Output all of the data below exactly as given.

### Provided data
******

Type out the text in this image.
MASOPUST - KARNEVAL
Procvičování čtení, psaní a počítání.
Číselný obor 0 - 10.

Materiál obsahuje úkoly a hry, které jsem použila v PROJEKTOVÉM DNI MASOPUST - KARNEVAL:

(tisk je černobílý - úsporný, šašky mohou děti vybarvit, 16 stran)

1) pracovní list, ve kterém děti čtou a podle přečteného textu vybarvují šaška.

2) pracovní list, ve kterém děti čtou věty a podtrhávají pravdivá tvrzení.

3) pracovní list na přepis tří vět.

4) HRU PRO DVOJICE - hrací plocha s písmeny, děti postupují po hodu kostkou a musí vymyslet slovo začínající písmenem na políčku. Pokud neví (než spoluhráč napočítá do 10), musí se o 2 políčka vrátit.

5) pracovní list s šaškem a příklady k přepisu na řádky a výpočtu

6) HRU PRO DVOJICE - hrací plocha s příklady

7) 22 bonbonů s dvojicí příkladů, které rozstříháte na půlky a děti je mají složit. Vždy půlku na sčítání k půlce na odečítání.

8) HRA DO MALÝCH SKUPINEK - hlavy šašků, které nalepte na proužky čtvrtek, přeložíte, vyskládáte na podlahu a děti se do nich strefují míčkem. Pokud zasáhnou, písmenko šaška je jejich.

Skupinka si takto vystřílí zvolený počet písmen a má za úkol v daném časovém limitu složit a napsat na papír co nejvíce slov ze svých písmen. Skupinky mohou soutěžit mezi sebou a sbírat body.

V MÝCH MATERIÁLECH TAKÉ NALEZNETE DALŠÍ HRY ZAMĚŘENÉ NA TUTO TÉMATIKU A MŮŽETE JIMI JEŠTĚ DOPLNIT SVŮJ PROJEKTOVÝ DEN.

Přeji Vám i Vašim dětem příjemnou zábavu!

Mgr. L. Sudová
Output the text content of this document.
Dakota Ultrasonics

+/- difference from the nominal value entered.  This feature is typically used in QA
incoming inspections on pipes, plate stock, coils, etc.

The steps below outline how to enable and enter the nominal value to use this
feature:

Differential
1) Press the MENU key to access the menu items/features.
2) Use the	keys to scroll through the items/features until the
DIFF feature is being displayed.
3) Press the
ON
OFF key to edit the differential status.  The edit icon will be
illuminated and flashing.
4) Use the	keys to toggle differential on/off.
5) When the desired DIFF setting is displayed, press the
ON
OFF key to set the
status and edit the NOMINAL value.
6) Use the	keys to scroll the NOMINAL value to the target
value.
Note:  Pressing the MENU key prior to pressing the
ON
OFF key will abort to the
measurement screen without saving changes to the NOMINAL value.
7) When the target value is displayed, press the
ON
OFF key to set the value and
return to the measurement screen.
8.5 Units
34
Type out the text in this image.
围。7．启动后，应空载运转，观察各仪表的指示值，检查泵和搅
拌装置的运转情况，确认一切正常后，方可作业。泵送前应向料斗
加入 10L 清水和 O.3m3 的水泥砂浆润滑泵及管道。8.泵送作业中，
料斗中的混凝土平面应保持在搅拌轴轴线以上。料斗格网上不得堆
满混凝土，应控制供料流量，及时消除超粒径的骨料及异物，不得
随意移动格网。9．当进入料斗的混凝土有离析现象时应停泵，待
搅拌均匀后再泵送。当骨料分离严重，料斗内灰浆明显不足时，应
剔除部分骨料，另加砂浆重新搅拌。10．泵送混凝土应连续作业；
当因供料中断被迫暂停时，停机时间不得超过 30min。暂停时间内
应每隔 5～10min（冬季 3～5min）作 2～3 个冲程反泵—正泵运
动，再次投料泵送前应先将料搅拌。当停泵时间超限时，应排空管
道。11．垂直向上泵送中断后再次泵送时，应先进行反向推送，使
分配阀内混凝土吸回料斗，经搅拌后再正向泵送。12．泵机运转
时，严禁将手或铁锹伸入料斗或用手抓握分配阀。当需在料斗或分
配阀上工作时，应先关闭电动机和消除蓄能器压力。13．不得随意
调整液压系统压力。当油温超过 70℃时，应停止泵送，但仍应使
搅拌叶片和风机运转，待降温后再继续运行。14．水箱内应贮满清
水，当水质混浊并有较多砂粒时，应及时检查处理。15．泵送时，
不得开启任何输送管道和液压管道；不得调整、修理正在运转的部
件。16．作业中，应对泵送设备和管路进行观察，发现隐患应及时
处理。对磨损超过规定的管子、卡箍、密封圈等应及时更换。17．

******

### Result
Type out the text in this image.
MASOPUST - KARNEVAL
Procvičování čtení, psaní a počítání.
Číselný obor 0 - 10.

Materiál obsahuje úkoly a hry, které jsem použila v PROJEKTOVÉM DNI MASOPUST - KARNEVAL:

(tisk je černobílý - úsporný, šašky mohou děti vybarvit, 16 stran)

1) pracovní list, ve kterém děti čtou a podle přečteného textu vybarvují šaška.

2) pracovní list, ve kterém děti čtou věty a podtrhávají pravdivá tvrzení.

3) pracovní list na přepis tří vět.

4) HRU PRO DVOJICE - hrací plocha s písmeny, děti postupují po hodu kostkou a musí vymyslet slovo začínající písmenem na políčku. Pokud neví (než spoluhráč napočítá do 10), musí se o 2 políčka vrátit.

5) pracovní list s šaškem a příklady k přepisu na řádky a výpočtu

6) HRU PRO DVOJICE - hrací plocha s příklady

7) 22 bonbonů s dvojicí příkladů, které rozstříháte na půlky a děti je mají složit. Vždy půlku na sčítání k půlce na odečítání.

8) HRA DO MALÝCH SKUPINEK - hlavy šašků, které nalepte na proužky čtvrtek, přeložíte, vyskládáte na podlahu a děti se do nich strefují míčkem. Pokud zasáhnou, písmenko šaška je jejich.

Skupinka si takto vystřílí zvolený počet písmen a má za úkol v daném časovém limitu složit a napsat na papír co nejvíce slov ze svých písmen. Skupinky mohou soutěžit mezi sebou a sbírat body.

V MÝCH MATERIÁLECH TAKÉ NALEZNETE DALŠÍ HRY ZAMĚŘENÉ NA TUTO TÉMATIKU A MŮŽETE JIMI JEŠTĚ DOPLNIT SVŮJ PROJEKTOVÝ DEN.

Přeji Vám i Vašim dětem příjemnou zábavu!

Mgr. L. Sudová
Output the text content of this document.
Dakota Ultrasonics

+/- difference from the nominal value entered.  This feature is typically used in QA
incoming inspections on pipes, plate stock, coils, etc.

The steps below outline how to enable and enter the nominal value to use this
feature:

Differential
1) Press the MENU key to access the menu items/features.
2) Use the	keys to scroll through the items/features until the
DIFF feature is being displayed.
3) Press the
ON
OFF key to edit the differential status.  The edit icon will be
illuminated and flashing.
4) Use the	keys to toggle differential on/off.
5) When the desired DIFF setting is displayed, press the
ON
OFF key to set the
status and edit the NOMINAL value.
6) Use the	keys to scroll the NOMINAL value to the target
value.
Note:  Pressing the MENU key prior to pressing the
ON
OFF key will abort to the
measurement screen without saving changes to the NOMINAL value.
7) When the target value is displayed, press the
ON
OFF key to set the value and
return to the measurement screen.
8.5 Units
34
Type out the text in this image.
围。7．启动后，应空载运转，观察各仪表的指示值，检查泵和搅
拌装置的运转情况，确认一切正常后，方可作业。泵送前应向料斗
加入 10L 清水和 O.3m3 的水泥砂浆润滑泵及管道。8.泵送作业中，
料斗中的混凝土平面应保持在搅拌轴轴线以上。料斗格网上不得堆
满混凝土，应控制供料流量，及时消除超粒径的骨料及异物，不得
随意移动格网。9．当进入料斗的混凝土有离析现象时应停泵，待
搅拌均匀后再泵送。当骨料分离严重，料斗内灰浆明显不足时，应
剔除部分骨料，另加砂浆重新搅拌。10．泵送混凝土应连续作业；
当因供料中断被迫暂停时，停机时间不得超过 30min。暂停时间内
应每隔 5～10min（冬季 3～5min）作 2～3 个冲程反泵—正泵运
动，再次投料泵送前应先将料搅拌。当停泵时间超限时，应排空管
道。11．垂直向上泵送中断后再次泵送时，应先进行反向推送，使
分配阀内混凝土吸回料斗，经搅拌后再正向泵送。12．泵机运转
时，严禁将手或铁锹伸入料斗或用手抓握分配阀。当需在料斗或分
配阀上工作时，应先关闭电动机和消除蓄能器压力。13．不得随意
调整液压系统压力。当油温超过 70℃时，应停止泵送，但仍应使
搅拌叶片和风机运转，待降温后再继续运行。14．水箱内应贮满清
水，当水质混浊并有较多砂粒时，应及时检查处理。15．泵送时，
不得开启任何输送管道和液压管道；不得调整、修理正在运转的部
件。16．作业中，应对泵送设备和管路进行观察，发现隐患应及时
处理。对磨损超过规定的管子、卡箍、密封圈等应及时更换。17．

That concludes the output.